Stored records
● ● ●
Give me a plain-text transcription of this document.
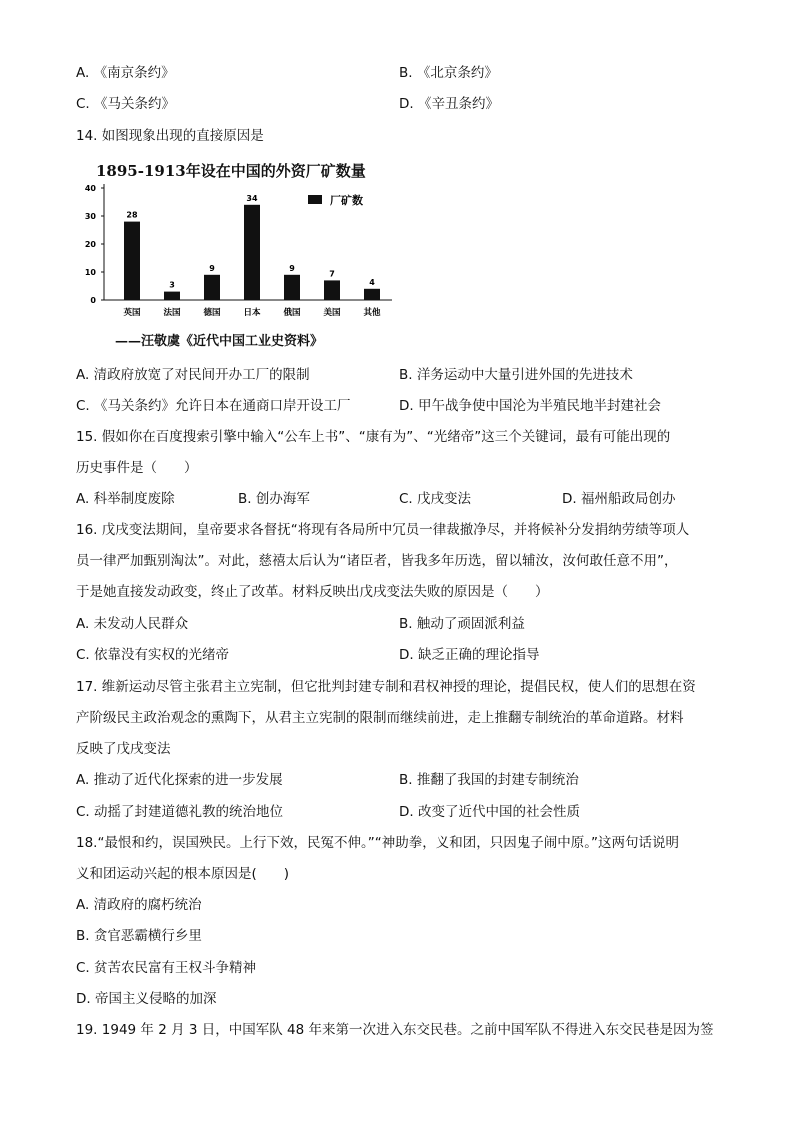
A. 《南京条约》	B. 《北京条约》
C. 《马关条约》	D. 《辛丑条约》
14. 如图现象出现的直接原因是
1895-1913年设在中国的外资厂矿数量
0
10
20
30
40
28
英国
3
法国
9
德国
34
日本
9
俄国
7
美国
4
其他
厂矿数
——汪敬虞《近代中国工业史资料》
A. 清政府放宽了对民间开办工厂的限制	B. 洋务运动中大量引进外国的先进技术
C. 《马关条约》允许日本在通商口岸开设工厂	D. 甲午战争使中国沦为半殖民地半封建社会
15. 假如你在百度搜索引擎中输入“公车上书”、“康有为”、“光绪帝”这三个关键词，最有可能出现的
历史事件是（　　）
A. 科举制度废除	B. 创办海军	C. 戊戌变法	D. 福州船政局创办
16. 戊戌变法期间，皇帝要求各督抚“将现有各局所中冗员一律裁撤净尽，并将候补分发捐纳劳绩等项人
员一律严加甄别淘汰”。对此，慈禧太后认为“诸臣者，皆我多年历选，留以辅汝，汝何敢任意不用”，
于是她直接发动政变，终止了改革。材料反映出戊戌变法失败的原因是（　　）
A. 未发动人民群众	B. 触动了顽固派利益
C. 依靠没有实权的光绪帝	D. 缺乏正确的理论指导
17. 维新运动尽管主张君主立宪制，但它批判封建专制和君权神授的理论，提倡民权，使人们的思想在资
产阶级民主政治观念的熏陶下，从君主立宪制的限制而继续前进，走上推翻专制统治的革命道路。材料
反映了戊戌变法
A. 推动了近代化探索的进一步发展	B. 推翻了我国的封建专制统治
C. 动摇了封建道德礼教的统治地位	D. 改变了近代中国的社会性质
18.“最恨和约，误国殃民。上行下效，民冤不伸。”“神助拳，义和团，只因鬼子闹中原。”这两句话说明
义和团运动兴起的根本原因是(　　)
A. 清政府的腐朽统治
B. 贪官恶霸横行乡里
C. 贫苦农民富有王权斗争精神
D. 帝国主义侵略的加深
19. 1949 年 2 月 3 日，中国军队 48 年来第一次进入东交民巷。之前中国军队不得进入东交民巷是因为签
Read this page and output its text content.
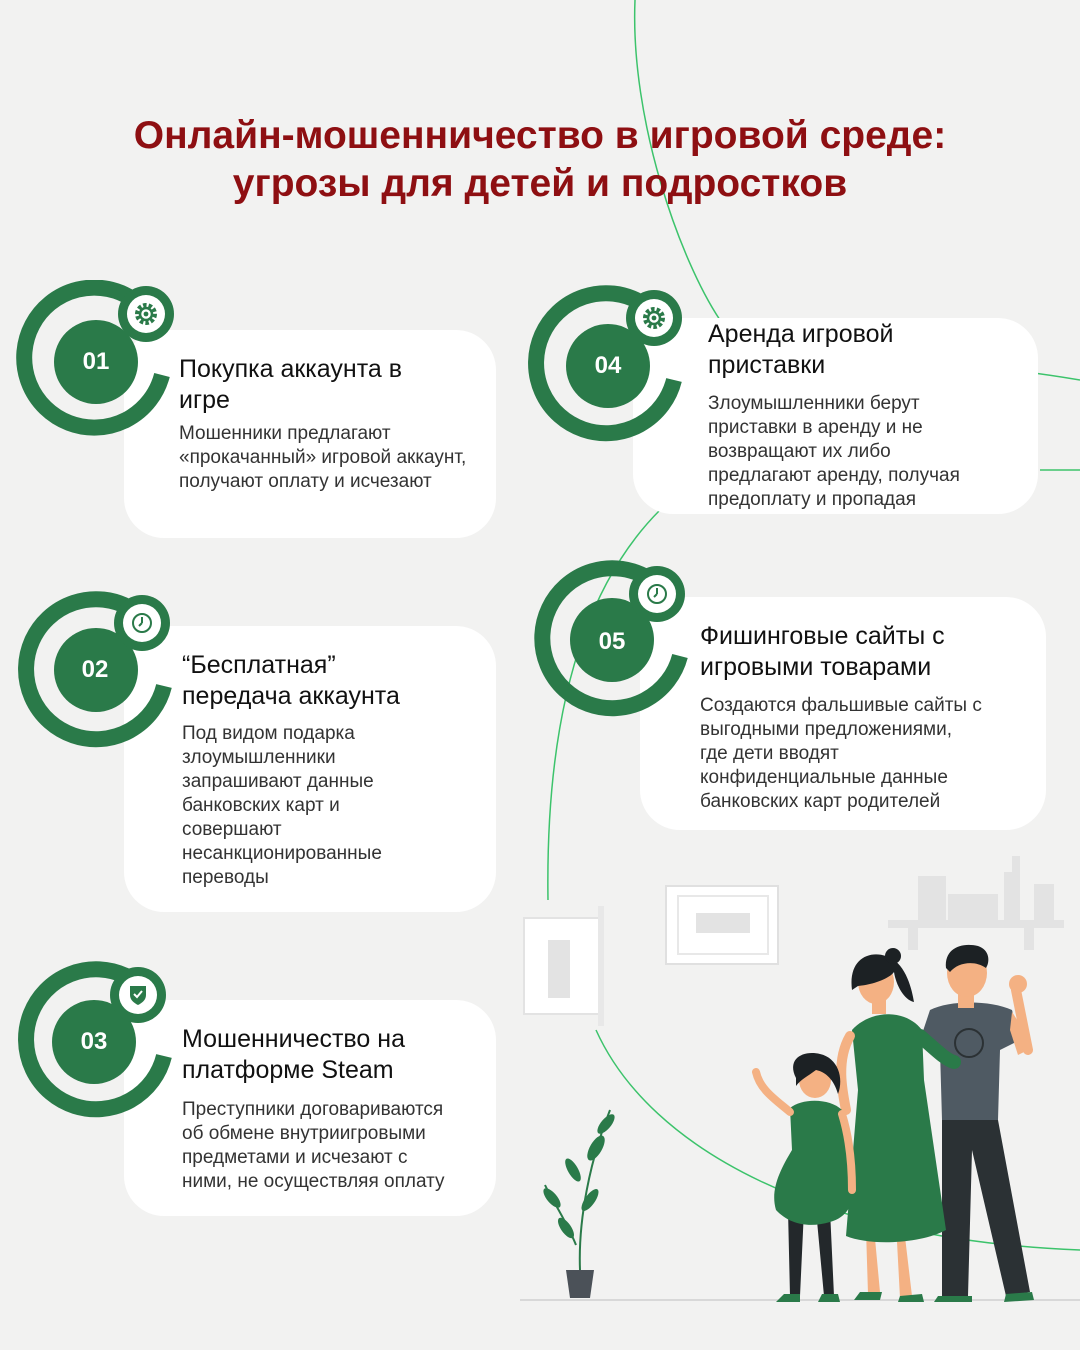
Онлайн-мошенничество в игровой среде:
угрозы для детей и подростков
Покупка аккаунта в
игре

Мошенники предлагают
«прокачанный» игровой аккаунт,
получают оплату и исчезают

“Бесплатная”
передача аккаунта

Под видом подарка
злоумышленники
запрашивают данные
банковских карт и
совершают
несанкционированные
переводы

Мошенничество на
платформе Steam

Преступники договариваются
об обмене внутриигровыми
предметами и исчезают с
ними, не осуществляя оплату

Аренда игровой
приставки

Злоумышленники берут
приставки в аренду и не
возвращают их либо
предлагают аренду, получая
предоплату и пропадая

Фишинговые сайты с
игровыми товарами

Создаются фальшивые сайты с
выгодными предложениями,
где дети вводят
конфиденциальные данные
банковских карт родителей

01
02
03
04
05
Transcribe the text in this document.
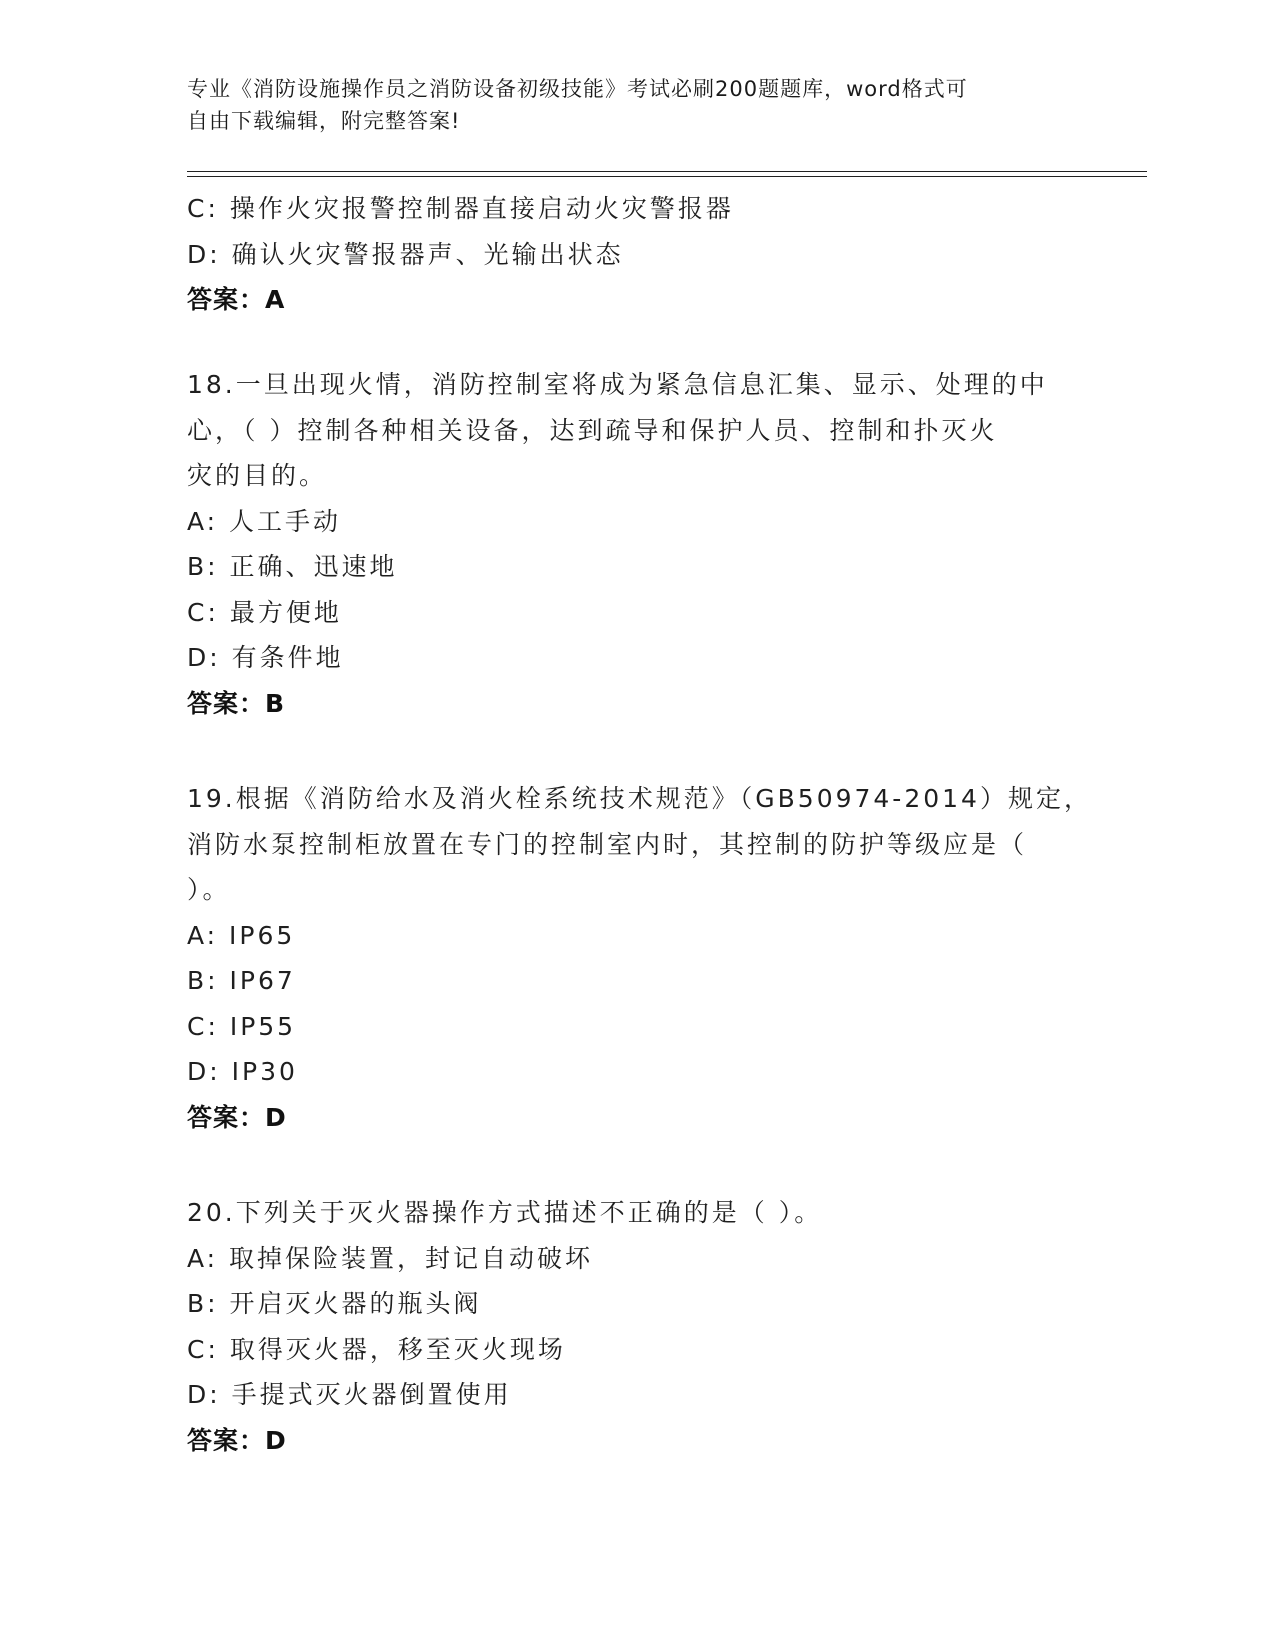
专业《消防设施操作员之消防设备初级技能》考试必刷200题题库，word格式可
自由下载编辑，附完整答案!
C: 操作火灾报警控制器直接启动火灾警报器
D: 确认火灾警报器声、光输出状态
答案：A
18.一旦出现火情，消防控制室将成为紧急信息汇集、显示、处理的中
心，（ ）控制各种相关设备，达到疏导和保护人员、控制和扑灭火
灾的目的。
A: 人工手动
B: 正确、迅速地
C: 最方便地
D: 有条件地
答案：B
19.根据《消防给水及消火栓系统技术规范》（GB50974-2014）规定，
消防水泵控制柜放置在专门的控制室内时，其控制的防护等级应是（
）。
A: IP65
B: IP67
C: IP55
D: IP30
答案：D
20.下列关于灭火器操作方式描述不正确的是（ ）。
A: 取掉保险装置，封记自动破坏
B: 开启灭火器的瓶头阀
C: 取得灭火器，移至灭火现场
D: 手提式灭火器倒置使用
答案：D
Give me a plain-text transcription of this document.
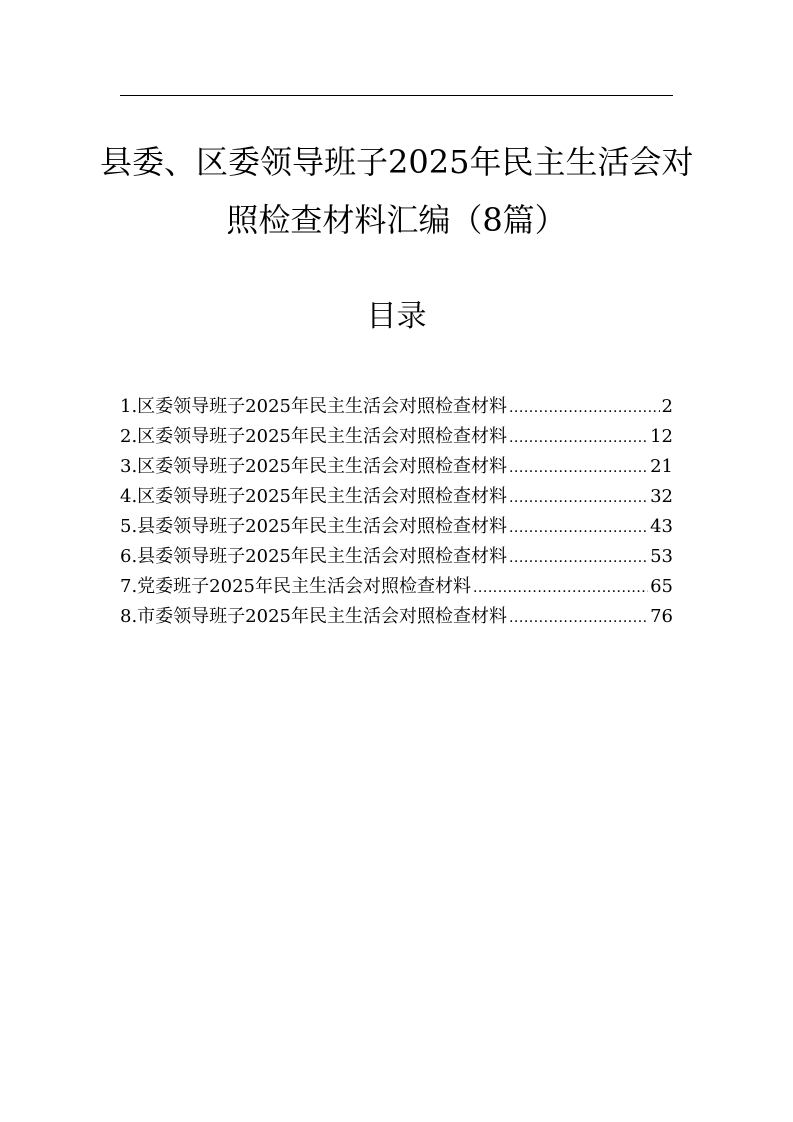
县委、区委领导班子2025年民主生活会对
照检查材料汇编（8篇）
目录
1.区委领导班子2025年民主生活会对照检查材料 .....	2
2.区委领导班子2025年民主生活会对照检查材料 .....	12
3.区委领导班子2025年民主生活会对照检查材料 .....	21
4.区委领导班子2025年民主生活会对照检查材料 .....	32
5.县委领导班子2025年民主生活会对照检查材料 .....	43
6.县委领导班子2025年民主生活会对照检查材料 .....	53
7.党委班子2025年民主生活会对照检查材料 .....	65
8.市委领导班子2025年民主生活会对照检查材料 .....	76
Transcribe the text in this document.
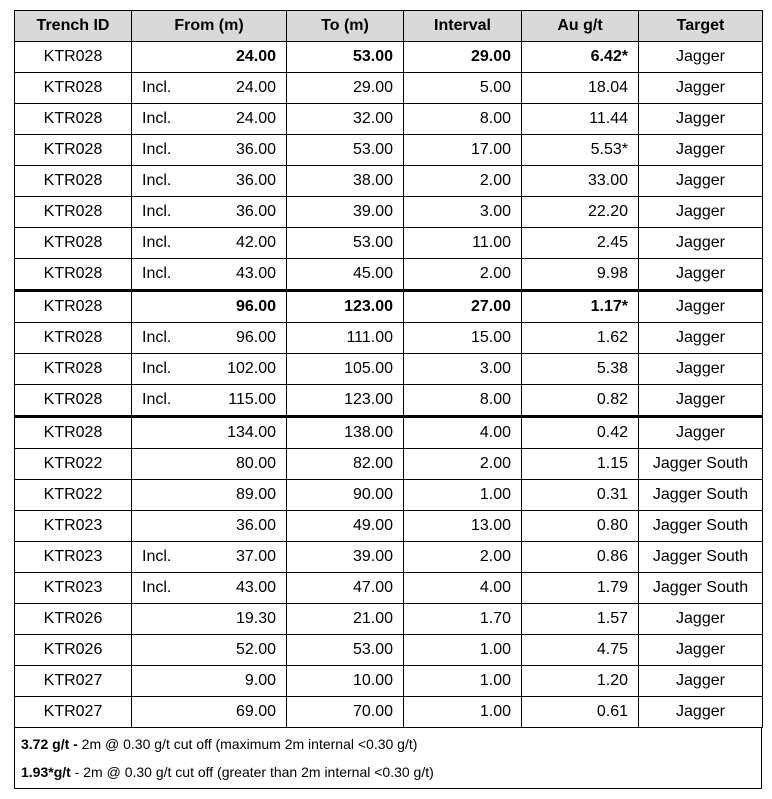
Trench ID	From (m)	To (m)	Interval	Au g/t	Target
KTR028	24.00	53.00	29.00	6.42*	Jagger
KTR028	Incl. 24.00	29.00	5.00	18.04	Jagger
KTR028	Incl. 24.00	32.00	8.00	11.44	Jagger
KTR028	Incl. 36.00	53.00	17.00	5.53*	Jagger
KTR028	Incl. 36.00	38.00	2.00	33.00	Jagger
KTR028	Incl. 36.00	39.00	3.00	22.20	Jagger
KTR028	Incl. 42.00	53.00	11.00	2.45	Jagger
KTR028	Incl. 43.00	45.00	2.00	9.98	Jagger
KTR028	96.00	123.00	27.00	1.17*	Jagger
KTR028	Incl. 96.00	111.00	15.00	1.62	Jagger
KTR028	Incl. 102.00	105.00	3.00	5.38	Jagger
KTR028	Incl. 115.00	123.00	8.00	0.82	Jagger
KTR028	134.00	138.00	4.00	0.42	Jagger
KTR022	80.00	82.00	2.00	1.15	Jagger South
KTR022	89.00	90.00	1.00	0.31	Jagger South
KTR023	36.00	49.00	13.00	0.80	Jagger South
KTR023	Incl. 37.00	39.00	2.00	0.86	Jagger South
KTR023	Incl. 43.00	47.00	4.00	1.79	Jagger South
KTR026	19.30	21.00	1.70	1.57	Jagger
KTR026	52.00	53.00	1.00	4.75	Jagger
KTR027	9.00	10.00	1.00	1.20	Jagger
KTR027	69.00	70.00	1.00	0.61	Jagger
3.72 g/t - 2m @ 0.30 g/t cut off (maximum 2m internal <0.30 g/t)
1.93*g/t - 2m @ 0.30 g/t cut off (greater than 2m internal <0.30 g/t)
● ● ●
Copy each line that contains the word "马关条约".

C. 《马关条约》	D. 《辛丑条约》
C. 《马关条约》允许日本在通商口岸开设工厂	D. 甲午战争使中国沦为半殖民地半封建社会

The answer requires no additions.